Parts of the exercise:
1) According to the Nakba diary passage, how long did the UN-brokered truce last?
2) From the Nakba diary passage, return the span that begins at the words "A side note:- In" and stops after the words "by the University.".
3) Write the next part of the Nakba diary account of 1948, picking up after its final sentence.

Passage:
'''

A  Jewish Military Officer

 

 

 

A side note:- In his book, “The Birth of the Palestinian Refugee Problem” The Zionist historian Benny Morris concluded that there was no evidence that this massacre ever took place. He was disproved when an Israeli research student from Haifa University  uncovered the documentary evidence in 1999. For his diligence,  the student  was ‘rewarded’ by having his MA degree withdrawn by the University.

 



 

A  NAKBA DIARY - THE PALESTINIAN CATASTROPHE

 

Part 8 :-  The re-invigorated  tide of ethnic cleansing.  June & July, 1948

 

In a ferocious storm, fed by greater confidence following the Declaration of Independence and in the face of relatively weak resistance from the Arab forces,  the Zionist military destroyed Palestinian village after village, blowing up and  burning indiscriminately and preventing those Palestinians who had fled from returning. However the Arab forces did have sufficient success to cause the Israelis to accept a UN-brokered truce. It lasted 4 weeks from June 11th to July 8th during which time the Zionists razed  to the ground many of the Arab villages they had already cleansed of people. Then frank hostilities resumed. The pace of destruction was particularly fast in the Galilee where 13 villages were overrun in just 10 days. But some  villages did survive: in one of these the population consisted of Christians, Muslims and Druze: the Israeli commander decided that only Muslims were to be expelled, so he executed several Muslims in the village square to persuade the other Muslims to flee. They did. It was at this stage that the Israelis increased the use of air attacks, dropping bombs on civilian homes and fleeing people. Hundreds of thousands of Palestinians were dispossessed and expelled. A few pockets of Palestinian resistance continued until the end of July but were eventually overcome with  many hundreds of Palestinians killed.

'''

(Layout annotation records)
'''

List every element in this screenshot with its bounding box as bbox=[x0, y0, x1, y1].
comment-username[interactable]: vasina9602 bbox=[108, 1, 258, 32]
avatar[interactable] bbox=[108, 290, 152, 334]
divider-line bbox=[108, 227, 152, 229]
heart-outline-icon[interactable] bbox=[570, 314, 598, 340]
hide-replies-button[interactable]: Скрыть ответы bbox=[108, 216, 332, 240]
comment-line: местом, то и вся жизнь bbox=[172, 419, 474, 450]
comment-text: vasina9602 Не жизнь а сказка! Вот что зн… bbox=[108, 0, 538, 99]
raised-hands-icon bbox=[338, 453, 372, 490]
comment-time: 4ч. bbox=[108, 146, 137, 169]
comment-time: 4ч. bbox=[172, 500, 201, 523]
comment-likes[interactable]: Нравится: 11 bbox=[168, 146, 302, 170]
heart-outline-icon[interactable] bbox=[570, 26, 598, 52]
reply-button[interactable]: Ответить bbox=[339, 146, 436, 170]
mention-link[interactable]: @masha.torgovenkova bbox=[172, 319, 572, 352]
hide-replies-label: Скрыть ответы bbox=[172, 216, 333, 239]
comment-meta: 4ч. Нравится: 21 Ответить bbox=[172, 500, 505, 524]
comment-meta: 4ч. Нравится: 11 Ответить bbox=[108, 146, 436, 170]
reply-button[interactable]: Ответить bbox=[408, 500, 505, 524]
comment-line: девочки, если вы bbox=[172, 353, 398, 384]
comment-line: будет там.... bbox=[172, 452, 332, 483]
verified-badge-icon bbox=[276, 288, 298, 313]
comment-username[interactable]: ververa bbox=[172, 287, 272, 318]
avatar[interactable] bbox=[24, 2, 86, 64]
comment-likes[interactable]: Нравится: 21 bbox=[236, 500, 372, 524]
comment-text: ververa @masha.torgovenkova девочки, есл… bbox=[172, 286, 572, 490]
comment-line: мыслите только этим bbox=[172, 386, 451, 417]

'''

Task answers:
1) It lasted 4 weeks, from June 11th to July 8th.

2)
A side note:- In his book, “The Birth of the Palestinian Refugee Problem” The Zionist historian Benny Morris concluded that there was no evidence that this massacre ever took place. He was disproved when an Israeli research student from Haifa University  uncovered the documentary evidence in 1999. For his diligence,  the student  was ‘rewarded’ by having his MA degree withdrawn by the University.

3)
 


 
A  NAKBA DIARY - THE PALESTINIAN CATASTROPHE

 

Part 9 :- Operation Dani - the taking of Lydd and Ramla  July 10th – 12th ,1948

 

On July 10th the town of Lydd, roughly half way between Tel Aviv and Jerusalem, was bombed and this was  followed by a ground assault that killed 426 men, women and children, 176 of whom were sheltering in a mosque. 50,000 were expelled from the town and were made to march towards the West Bank

 

 

“During the night the soldiers began going into the houses in areas they had occupied, rounding up the population and expelling them from the city. Some…soldiers said, ‘Go to King Abdullah, to Ramallah’. The streets were filled with people setting out for indeterminate destinations…The occupying soldiers…were searching the refugees , particularly the women, stealing their gold jewellery from their necks, wrists, fingers and whatever was hidden in their cloths,  as well as money…”

A survivor, Spiro Munayar

 

 

 

“Practically everything in [the Israeli forces’] way died. Riddled corpses lay by the roadside” 

 

“The corpses of Arab men, women and even children [were] strewn about in the wake of the ruthlessly brilliant charge”

 

“The Arab refugees were systematically stripped of all their belongings before they were sent on their trek to the frontier. Household belongings, stores, clothing, all had to be left behind”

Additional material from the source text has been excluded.